Now, we took into account the hydrogens because center of geometry (COG)-based mapping of AA structures, done taking into account the hydrogen atoms, constitute the standard procedure for obtaining bonded parameters in Martini 3.0 [1,2]. Hence, we need to consider the hydrogens when mapping the AA structure to CG resolution. Because of a gmx traj unexpected behavior (a potential bug, see note [7]), if we want to stick to gmx traj (like in the good ol' days; alternatives include, e.g., using the MDAnalysis Python library), we need a little hack before being able to run gmx traj, namely we need to first create an AA tpr file with the atoms of the atomistic structure all having the same mass. To do this, still from the 3_mapped folder, create a new itp with the modified masses:

cp  ../1_AA-reference/ENAP_LigParGen.itp  ENAP_LigParGen_COG.itp
[Modify the file `ENAP_LigParGen_COG.itp` so that all atoms have *equal* mass (of, for example, `1.0`)]

and prepare a new top file which includes it:

cp  ../1_AA-reference/system.top                      system_COG.top
sed -i 's/ENAP_LigParGen.itp/ENAP_LigParGen_COG.itp/' system_COG.top

You can now run the script:

bash 3_map_trajectory_COG.sh

which will:

  1. first make sure that the AA trajectory is whole, i.e., your molecule of interest is not split by the periodic boundary conditions in one or more frames in the trajectory file (the gmx trjconv -pbc whole ... command);
  2. subsequently create a AA-COG.tpr, which will be used for the COG mapping in the following step (the gmx grompp -p ... command);
  3. finally, map the AA trajectory to CG resolution: the gmx traj -f... command contained in 3_map_trajectory_COG.sh will do COG-mapping because it uses the AA-COG.tpr.

4) Create the initial CG itp and tpr files

The creation of the CG itp file has to be done by hand, although some copy-pasting from existing itp files might help to get the format right. The different directives you (probably) need are:

  • [ moleculetype ]: One line containing the molecule name and a number of exclusions. For Martini the standard number of exclusions is 1.
************
= THE TASKS =
1/ From the Martini mapping instructions, quote the passage starting at "1. first make" and ending at "exclusions is 1.".
2/ Continue the Martini mapping instructions from the point where they stop.

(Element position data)
************
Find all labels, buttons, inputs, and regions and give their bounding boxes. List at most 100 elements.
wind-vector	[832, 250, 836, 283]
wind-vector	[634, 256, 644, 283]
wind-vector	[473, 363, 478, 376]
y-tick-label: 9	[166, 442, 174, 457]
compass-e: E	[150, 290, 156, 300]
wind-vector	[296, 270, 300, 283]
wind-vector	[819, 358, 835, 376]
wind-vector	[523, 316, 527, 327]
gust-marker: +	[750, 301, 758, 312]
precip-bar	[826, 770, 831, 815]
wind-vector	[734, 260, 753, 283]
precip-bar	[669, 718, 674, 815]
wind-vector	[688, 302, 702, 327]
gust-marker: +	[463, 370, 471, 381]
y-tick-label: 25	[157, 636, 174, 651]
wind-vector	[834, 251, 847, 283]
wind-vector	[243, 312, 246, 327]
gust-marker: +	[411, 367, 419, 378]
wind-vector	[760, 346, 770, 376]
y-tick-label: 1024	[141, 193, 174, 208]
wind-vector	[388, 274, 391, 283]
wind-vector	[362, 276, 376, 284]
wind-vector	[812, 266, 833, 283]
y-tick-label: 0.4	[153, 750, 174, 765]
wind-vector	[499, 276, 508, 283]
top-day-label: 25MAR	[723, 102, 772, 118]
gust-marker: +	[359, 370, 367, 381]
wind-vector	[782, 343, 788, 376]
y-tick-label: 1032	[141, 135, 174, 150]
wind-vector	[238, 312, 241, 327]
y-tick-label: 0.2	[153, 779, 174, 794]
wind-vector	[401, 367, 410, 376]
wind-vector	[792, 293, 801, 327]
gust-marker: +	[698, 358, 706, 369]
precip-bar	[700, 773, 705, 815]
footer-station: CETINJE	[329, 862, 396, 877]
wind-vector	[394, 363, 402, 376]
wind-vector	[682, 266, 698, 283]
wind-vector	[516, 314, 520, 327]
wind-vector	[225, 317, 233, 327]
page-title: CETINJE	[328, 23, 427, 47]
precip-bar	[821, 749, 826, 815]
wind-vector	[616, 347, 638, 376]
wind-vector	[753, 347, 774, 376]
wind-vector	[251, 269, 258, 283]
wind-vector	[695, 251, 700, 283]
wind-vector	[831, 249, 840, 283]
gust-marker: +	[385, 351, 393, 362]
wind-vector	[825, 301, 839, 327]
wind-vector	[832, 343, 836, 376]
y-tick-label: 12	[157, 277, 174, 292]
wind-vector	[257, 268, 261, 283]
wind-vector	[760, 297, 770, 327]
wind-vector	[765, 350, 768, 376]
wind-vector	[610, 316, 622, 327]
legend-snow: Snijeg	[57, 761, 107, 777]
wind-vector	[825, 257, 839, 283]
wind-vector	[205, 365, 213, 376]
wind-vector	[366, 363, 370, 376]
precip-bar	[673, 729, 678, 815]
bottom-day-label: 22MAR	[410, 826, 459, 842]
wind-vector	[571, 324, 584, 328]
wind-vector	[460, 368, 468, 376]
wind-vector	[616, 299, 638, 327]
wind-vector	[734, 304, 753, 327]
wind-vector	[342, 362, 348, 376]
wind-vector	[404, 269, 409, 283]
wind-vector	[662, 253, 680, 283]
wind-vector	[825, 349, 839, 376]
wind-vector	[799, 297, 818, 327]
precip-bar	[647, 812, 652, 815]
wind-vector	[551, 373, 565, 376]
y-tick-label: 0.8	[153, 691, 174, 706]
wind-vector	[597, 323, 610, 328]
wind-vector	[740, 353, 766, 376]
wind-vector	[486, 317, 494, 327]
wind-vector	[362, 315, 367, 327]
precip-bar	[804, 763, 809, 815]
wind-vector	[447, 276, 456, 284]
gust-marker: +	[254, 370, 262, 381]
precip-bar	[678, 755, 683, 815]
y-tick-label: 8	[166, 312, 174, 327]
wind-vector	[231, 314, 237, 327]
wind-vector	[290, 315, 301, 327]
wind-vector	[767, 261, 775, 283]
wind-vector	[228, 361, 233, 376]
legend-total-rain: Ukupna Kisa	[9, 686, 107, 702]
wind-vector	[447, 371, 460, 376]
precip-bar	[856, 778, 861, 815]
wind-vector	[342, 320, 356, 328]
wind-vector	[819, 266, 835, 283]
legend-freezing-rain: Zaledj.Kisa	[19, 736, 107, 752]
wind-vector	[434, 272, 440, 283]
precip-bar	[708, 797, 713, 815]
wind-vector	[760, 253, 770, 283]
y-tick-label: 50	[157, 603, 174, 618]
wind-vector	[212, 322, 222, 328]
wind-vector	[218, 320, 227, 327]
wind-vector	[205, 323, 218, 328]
************
= EXERCISE RESPONSES =
1/
1. first make sure that the AA trajectory is whole, i.e., your molecule of interest is not split by the periodic boundary conditions in one or more frames in the trajectory file (the gmx trjconv -pbc whole ... command);
  2. subsequently create a AA-COG.tpr, which will be used for the COG mapping in the following step (the gmx grompp -p ... command);
  3. finally, map the AA trajectory to CG resolution: the gmx traj -f... command contained in 3_map_trajectory_COG.sh will do COG-mapping because it uses the AA-COG.tpr.

4) Create the initial CG itp and tpr files

The creation of the CG itp file has to be done by hand, although some copy-pasting from existing itp files might help to get the format right. The different directives you (probably) need are:

  • [ moleculetype ]: One line containing the molecule name and a number of exclusions. For Martini the standard number of exclusions is 1.

2/
  • [ atoms ] One line per atom, containing atomnumber, beadtype, residuenumber, residuename, atomname, chargegroup, charge, (mass). Residue number and residue name will be all the same for small molecules. Atomname can be freely chosen. In Martini every bead has its own charge group. Mass is usually not specified and in that case is taken from the bead definition.
  • [ bonds ] One line per bond, containing atom 1, atom 2, function, average length, force constant. The functional form for Martini is 1. Bond length can be set to the average length obtained in step 5). The force constant should be adjusted to the width of the obtained histograms: small width means high force constant and vice versa (see also following Sections).
  • [ constraints ], [ angles ], [ dihedrals ], [ exclusions ] - see the Gromacs manual for the right format.

Let's assume you call your initial CG itp file ENAP_initial.itp. Actually, you don't even need really to care about the bonded yet; have a look at the beginning of the next step (5)) for considerations about which bonded terms you will need.

Before going onto the next step, we need a CG tpr file to generate the distributions of the bonds, angles, and dihedrals from the mapped trajectory. To do this, move to the directory 4_initial-CG, where you should place the ENAP_initial.itp and that contains also a system_CG.top, the martini.itp and a martini.mdp and run the script:

cd   4_initial-CG
bash 4_create_CG_tpr.sh

The script will:

  1. extract one frame from your trajectory (mapping it of course);
  2. use the frame, along with the top and mdp (see examples on the website) files to create a CG.tpr file for your molecule.

Following the “Martini 3.0 Bible” [1], you can also assign bead types based on the chemical building blocks. For a lengthier discussion of bead choices, see the final Section of this tutorial.

5) Generate target CG distributions from the CG mapped trajectory

We need to measure the length/angle of the bonded interactions (bonds, constraints, angles, proper and improper dihedrals) which we want in our CG model from our mapped-to-CG atomistic simulations from step 3). However, which bonded terms do we need to have? Let's go back to the drawing table and identify between which beads there should be bonded interactions.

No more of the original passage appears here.